*** DATA FOR THIS TASK ***

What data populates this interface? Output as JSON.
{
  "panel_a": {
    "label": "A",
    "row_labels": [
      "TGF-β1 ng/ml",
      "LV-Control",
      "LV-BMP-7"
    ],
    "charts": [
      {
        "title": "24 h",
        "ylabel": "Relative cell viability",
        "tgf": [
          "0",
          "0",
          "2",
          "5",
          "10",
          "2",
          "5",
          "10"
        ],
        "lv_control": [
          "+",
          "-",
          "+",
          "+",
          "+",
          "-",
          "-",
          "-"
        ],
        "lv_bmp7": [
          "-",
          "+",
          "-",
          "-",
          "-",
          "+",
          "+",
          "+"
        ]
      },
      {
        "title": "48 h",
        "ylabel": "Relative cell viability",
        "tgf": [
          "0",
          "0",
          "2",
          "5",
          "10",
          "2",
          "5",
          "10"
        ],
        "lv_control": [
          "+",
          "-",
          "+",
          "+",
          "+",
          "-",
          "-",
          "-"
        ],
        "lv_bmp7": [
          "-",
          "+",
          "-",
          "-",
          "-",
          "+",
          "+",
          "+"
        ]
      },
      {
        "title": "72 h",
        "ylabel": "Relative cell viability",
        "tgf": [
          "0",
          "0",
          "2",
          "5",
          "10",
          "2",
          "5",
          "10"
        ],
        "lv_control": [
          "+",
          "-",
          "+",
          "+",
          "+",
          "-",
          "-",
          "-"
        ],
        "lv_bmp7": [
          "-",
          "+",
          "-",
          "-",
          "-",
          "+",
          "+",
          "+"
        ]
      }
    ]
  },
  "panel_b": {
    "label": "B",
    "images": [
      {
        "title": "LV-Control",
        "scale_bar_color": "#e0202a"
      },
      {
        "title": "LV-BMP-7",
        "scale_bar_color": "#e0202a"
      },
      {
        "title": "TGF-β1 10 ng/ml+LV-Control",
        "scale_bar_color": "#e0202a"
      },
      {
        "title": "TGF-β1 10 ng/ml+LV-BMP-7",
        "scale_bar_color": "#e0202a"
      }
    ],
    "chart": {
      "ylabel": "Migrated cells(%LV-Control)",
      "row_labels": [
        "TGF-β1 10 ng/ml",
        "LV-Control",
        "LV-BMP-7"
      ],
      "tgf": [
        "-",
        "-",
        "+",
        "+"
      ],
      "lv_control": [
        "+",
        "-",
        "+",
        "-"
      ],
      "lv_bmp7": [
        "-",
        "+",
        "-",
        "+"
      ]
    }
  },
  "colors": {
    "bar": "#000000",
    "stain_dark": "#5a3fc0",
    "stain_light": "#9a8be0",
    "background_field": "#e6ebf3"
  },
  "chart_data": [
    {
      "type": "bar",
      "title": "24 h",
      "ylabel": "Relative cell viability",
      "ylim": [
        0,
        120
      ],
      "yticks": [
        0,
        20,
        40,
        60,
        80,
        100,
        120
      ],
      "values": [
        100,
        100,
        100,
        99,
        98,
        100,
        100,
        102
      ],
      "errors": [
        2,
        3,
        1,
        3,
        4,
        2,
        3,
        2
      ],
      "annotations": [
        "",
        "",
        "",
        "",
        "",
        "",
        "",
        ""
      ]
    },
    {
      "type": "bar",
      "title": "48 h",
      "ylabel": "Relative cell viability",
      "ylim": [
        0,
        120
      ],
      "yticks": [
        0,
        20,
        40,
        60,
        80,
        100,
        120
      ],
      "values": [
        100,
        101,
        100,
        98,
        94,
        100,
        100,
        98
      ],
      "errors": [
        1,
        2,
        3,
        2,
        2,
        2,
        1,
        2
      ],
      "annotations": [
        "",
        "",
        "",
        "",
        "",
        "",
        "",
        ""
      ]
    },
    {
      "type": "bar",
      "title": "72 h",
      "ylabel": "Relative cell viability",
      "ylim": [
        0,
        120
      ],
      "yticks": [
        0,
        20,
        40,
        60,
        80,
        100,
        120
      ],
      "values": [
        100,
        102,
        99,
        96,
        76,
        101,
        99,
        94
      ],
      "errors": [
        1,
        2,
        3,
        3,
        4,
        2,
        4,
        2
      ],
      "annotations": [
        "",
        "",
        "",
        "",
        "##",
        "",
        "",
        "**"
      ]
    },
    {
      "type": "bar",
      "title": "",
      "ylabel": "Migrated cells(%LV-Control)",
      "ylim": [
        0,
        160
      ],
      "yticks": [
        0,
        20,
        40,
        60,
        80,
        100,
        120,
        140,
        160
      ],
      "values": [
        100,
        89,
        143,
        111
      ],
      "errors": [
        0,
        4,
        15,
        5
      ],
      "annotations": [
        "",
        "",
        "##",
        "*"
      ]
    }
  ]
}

*** End of DATA FOR THIS TASK ***

Find the word "title" in the entries. Copy each line that holds it.

        "title": "24 h",
        "title": "48 h",
        "title": "72 h",
        "title": "LV-Control",
        "title": "LV-BMP-7",
        "title": "TGF-β1 10 ng/ml+LV-Control",
        "title": "TGF-β1 10 ng/ml+LV-BMP-7",
      "title": "24 h",
      "title": "48 h",
      "title": "72 h",
      "title": "",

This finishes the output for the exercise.